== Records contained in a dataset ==
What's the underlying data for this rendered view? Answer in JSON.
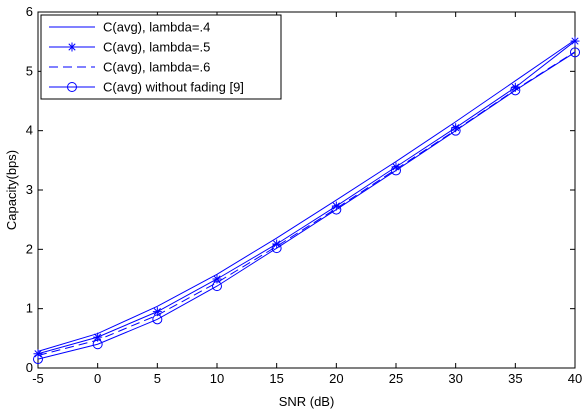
{
  "chart_data": {
    "type": "line",
    "title": "",
    "xlabel": "SNR (dB)",
    "ylabel": "Capacity(bps)",
    "xlim": [
      -5,
      40
    ],
    "ylim": [
      0,
      6
    ],
    "x": [
      -5,
      0,
      5,
      10,
      15,
      20,
      25,
      30,
      35,
      40
    ],
    "x_ticks": [
      "-5",
      "0",
      "5",
      "10",
      "15",
      "20",
      "25",
      "30",
      "35",
      "40"
    ],
    "y_ticks": [
      "0",
      "1",
      "2",
      "3",
      "4",
      "5",
      "6"
    ],
    "grid": false,
    "legend_position": "top-left",
    "line_color": "#0000ff",
    "series": [
      {
        "name": "C(avg), lambda=.4",
        "line_style": "solid",
        "marker": "none",
        "values": [
          0.28,
          0.58,
          1.04,
          1.58,
          2.19,
          2.83,
          3.48,
          4.15,
          4.84,
          5.53
        ]
      },
      {
        "name": "C(avg), lambda=.5",
        "line_style": "solid",
        "marker": "star",
        "values": [
          0.24,
          0.52,
          0.95,
          1.5,
          2.09,
          2.73,
          3.39,
          4.05,
          4.73,
          5.51
        ]
      },
      {
        "name": "C(avg), lambda=.6",
        "line_style": "dashed",
        "marker": "none",
        "values": [
          0.21,
          0.47,
          0.89,
          1.44,
          2.05,
          2.69,
          3.35,
          4.01,
          4.69,
          5.33
        ]
      },
      {
        "name": "C(avg) without fading [9]",
        "line_style": "solid",
        "marker": "circle",
        "values": [
          0.15,
          0.4,
          0.82,
          1.38,
          2.02,
          2.67,
          3.33,
          4.0,
          4.68,
          5.32
        ]
      }
    ]
  }
}
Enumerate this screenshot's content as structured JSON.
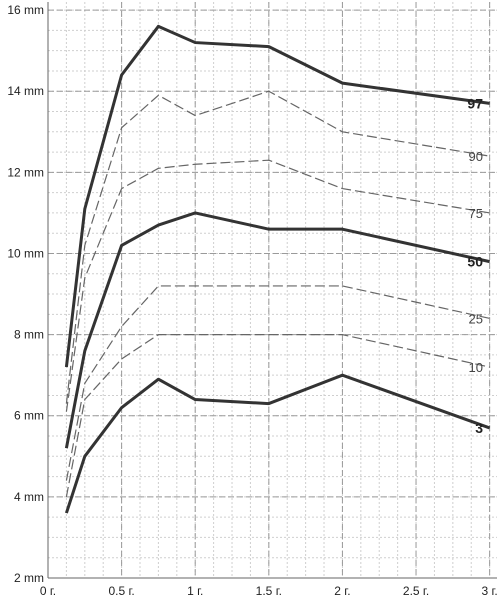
{
  "chart_data": {
    "type": "line",
    "x_ticks": [
      {
        "value": 0,
        "label": "0 г."
      },
      {
        "value": 0.5,
        "label": "0.5 г."
      },
      {
        "value": 1,
        "label": "1 г."
      },
      {
        "value": 1.5,
        "label": "1.5 г."
      },
      {
        "value": 2,
        "label": "2 г."
      },
      {
        "value": 2.5,
        "label": "2.5 г."
      },
      {
        "value": 3,
        "label": "3 г."
      }
    ],
    "y_ticks": [
      {
        "value": 2,
        "label": "2 mm"
      },
      {
        "value": 4,
        "label": "4 mm"
      },
      {
        "value": 6,
        "label": "6 mm"
      },
      {
        "value": 8,
        "label": "8 mm"
      },
      {
        "value": 10,
        "label": "10 mm"
      },
      {
        "value": 12,
        "label": "12 mm"
      },
      {
        "value": 14,
        "label": "14 mm"
      },
      {
        "value": 16,
        "label": "16 mm"
      }
    ],
    "xlim": [
      0,
      3.05
    ],
    "ylim": [
      2,
      16.2
    ],
    "grid": true,
    "x": [
      0.125,
      0.25,
      0.5,
      0.75,
      1,
      1.5,
      2,
      3
    ],
    "series": [
      {
        "name": "97",
        "style": "bold",
        "values": [
          7.2,
          11.1,
          14.4,
          15.6,
          15.2,
          15.1,
          14.2,
          13.7
        ]
      },
      {
        "name": "90",
        "style": "dash",
        "values": [
          6.3,
          10.2,
          13.1,
          13.9,
          13.4,
          14.0,
          13.0,
          12.4
        ]
      },
      {
        "name": "75",
        "style": "dash",
        "values": [
          6.1,
          9.4,
          11.6,
          12.1,
          12.2,
          12.3,
          11.6,
          11.0
        ]
      },
      {
        "name": "50",
        "style": "bold",
        "values": [
          5.2,
          7.6,
          10.2,
          10.7,
          11.0,
          10.6,
          10.6,
          9.8
        ]
      },
      {
        "name": "25",
        "style": "dash",
        "values": [
          4.4,
          6.8,
          8.2,
          9.2,
          9.2,
          9.2,
          9.2,
          8.4
        ]
      },
      {
        "name": "10",
        "style": "dash",
        "values": [
          4.0,
          6.4,
          7.4,
          8.0,
          8.0,
          8.0,
          8.0,
          7.2
        ]
      },
      {
        "name": "3",
        "style": "bold",
        "values": [
          3.6,
          5.0,
          6.2,
          6.9,
          6.4,
          6.3,
          7.0,
          5.7
        ]
      }
    ],
    "colors": {
      "bold": "#333333",
      "dash": "#666666",
      "grid_major": "#9a9a9a",
      "grid_minor": "#cfcfcf",
      "axis": "#666666"
    }
  }
}
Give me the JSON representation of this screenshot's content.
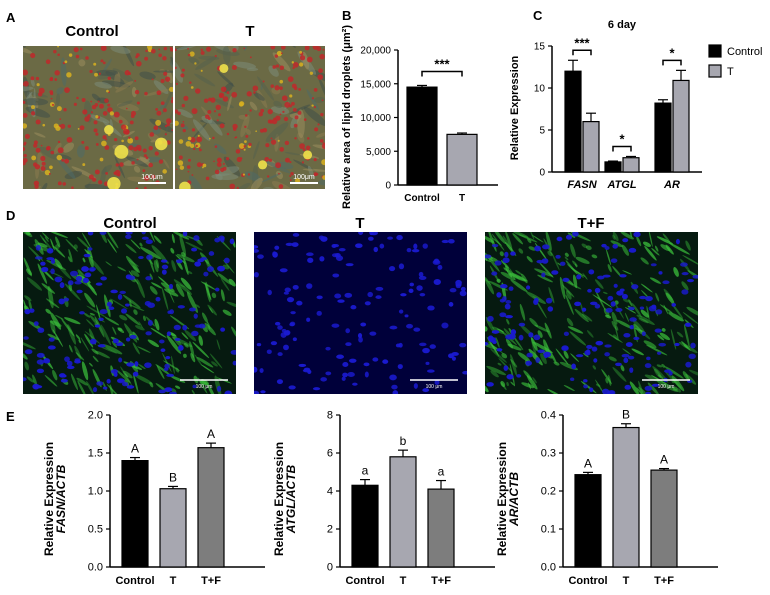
{
  "panels": {
    "A": {
      "letter": "A",
      "labels": [
        "Control",
        "T"
      ],
      "scalebar": "100μm"
    },
    "D": {
      "letter": "D",
      "labels": [
        "Control",
        "T",
        "T+F"
      ],
      "scalebar": "100 μm"
    }
  },
  "colors": {
    "control": "#000000",
    "treated": "#a7a7b0",
    "tf": "#7d7d7d",
    "lipid_red": "#c0282a",
    "nuclei_blue": "#1a1ad0",
    "lipid_green": "#3cc23c"
  },
  "chart_data": [
    {
      "id": "B",
      "letter": "B",
      "type": "bar",
      "categories": [
        "Control",
        "T"
      ],
      "values": [
        14500,
        7500
      ],
      "errors": [
        250,
        200
      ],
      "colors": [
        "#000000",
        "#a7a7b0"
      ],
      "ylabel": "Relative area of lipid droplets (μm²)",
      "ylim": [
        0,
        20000
      ],
      "yticks": [
        "0",
        "5,000",
        "10,000",
        "15,000",
        "20,000"
      ],
      "yticks_values": [
        0,
        5000,
        10000,
        15000,
        20000
      ],
      "significance": [
        {
          "pair": [
            0,
            1
          ],
          "label": "***"
        }
      ]
    },
    {
      "id": "C",
      "letter": "C",
      "type": "bar",
      "title": "6 day",
      "categories": [
        "FASN",
        "ATGL",
        "AR"
      ],
      "series": [
        {
          "name": "Control",
          "values": [
            12.0,
            1.2,
            8.2
          ],
          "errors": [
            1.3,
            0.1,
            0.4
          ],
          "color": "#000000"
        },
        {
          "name": "T",
          "values": [
            6.0,
            1.7,
            10.9
          ],
          "errors": [
            1.0,
            0.15,
            1.2
          ],
          "color": "#a7a7b0"
        }
      ],
      "ylabel": "Relative Expression",
      "ylim": [
        0,
        15
      ],
      "yticks": [
        "0",
        "5",
        "10",
        "15"
      ],
      "yticks_values": [
        0,
        5,
        10,
        15
      ],
      "significance": [
        {
          "category": 0,
          "label": "***"
        },
        {
          "category": 1,
          "label": "*"
        },
        {
          "category": 2,
          "label": "*"
        }
      ],
      "legend_position": "top-right"
    },
    {
      "id": "E1",
      "letter": "E",
      "type": "bar",
      "categories": [
        "Control",
        "T",
        "T+F"
      ],
      "values": [
        1.4,
        1.03,
        1.57
      ],
      "errors": [
        0.04,
        0.03,
        0.06
      ],
      "colors": [
        "#000000",
        "#a7a7b0",
        "#7d7d7d"
      ],
      "letters": [
        "A",
        "B",
        "A"
      ],
      "ylabel_top": "Relative Expression",
      "ylabel_bottom": "FASN/ACTB",
      "ylim": [
        0,
        2.0
      ],
      "yticks": [
        "0.0",
        "0.5",
        "1.0",
        "1.5",
        "2.0"
      ],
      "yticks_values": [
        0,
        0.5,
        1.0,
        1.5,
        2.0
      ]
    },
    {
      "id": "E2",
      "type": "bar",
      "categories": [
        "Control",
        "T",
        "T+F"
      ],
      "values": [
        4.3,
        5.8,
        4.1
      ],
      "errors": [
        0.3,
        0.35,
        0.45
      ],
      "colors": [
        "#000000",
        "#a7a7b0",
        "#7d7d7d"
      ],
      "letters": [
        "a",
        "b",
        "a"
      ],
      "ylabel_top": "Relative Expression",
      "ylabel_bottom": "ATGL/ACTB",
      "ylim": [
        0,
        8
      ],
      "yticks": [
        "0",
        "2",
        "4",
        "6",
        "8"
      ],
      "yticks_values": [
        0,
        2,
        4,
        6,
        8
      ]
    },
    {
      "id": "E3",
      "type": "bar",
      "categories": [
        "Control",
        "T",
        "T+F"
      ],
      "values": [
        0.243,
        0.367,
        0.255
      ],
      "errors": [
        0.006,
        0.01,
        0.004
      ],
      "colors": [
        "#000000",
        "#a7a7b0",
        "#7d7d7d"
      ],
      "letters": [
        "A",
        "B",
        "A"
      ],
      "ylabel_top": "Relative Expression",
      "ylabel_bottom": "AR/ACTB",
      "ylim": [
        0,
        0.4
      ],
      "yticks": [
        "0.0",
        "0.1",
        "0.2",
        "0.3",
        "0.4"
      ],
      "yticks_values": [
        0,
        0.1,
        0.2,
        0.3,
        0.4
      ]
    }
  ]
}
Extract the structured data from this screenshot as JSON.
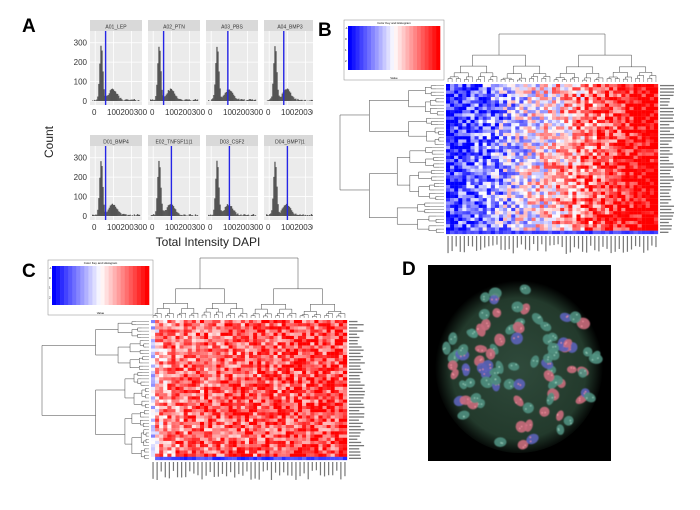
{
  "panels": {
    "A": {
      "letter": "A",
      "y_title": "Count",
      "x_title": "Total Intensity DAPI",
      "y_ticks": [
        "0",
        "100",
        "200",
        "300"
      ],
      "x_ticks": [
        "0",
        "100200300"
      ],
      "facets": [
        {
          "label": "A01_LEP",
          "vline": 0.3
        },
        {
          "label": "A02_PTN",
          "vline": 0.3
        },
        {
          "label": "A03_PBS",
          "vline": 0.42
        },
        {
          "label": "A04_BMP3",
          "vline": 0.38
        },
        {
          "label": "D01_BMP4",
          "vline": 0.3
        },
        {
          "label": "E02_TNFSF11|1",
          "vline": 0.45
        },
        {
          "label": "D03_CSF2",
          "vline": 0.45
        },
        {
          "label": "D04_BMP7|1",
          "vline": 0.45
        }
      ]
    },
    "B": {
      "letter": "B",
      "legend_title": "Color Key and Histogram",
      "legend_xlabel": "Value",
      "scale_ticks": [
        "-1",
        "0",
        "1",
        "2"
      ],
      "rows": 46,
      "cols": 52
    },
    "C": {
      "letter": "C",
      "legend_title": "Color Key and Histogram",
      "legend_xlabel": "Value",
      "scale_ticks": [
        "-1",
        "0",
        "1",
        "2"
      ],
      "rows": 44,
      "cols": 48
    },
    "D": {
      "letter": "D",
      "cells": 95
    }
  }
}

== WRITTEN REQUEST ==
Your task is to pick out every line with the string "ACTB" and copy it.

== TASK OUTPUT ==
      "ylabel_bottom": "FASN/ACTB",
      "ylabel_bottom": "ATGL/ACTB",
      "ylabel_bottom": "AR/ACTB",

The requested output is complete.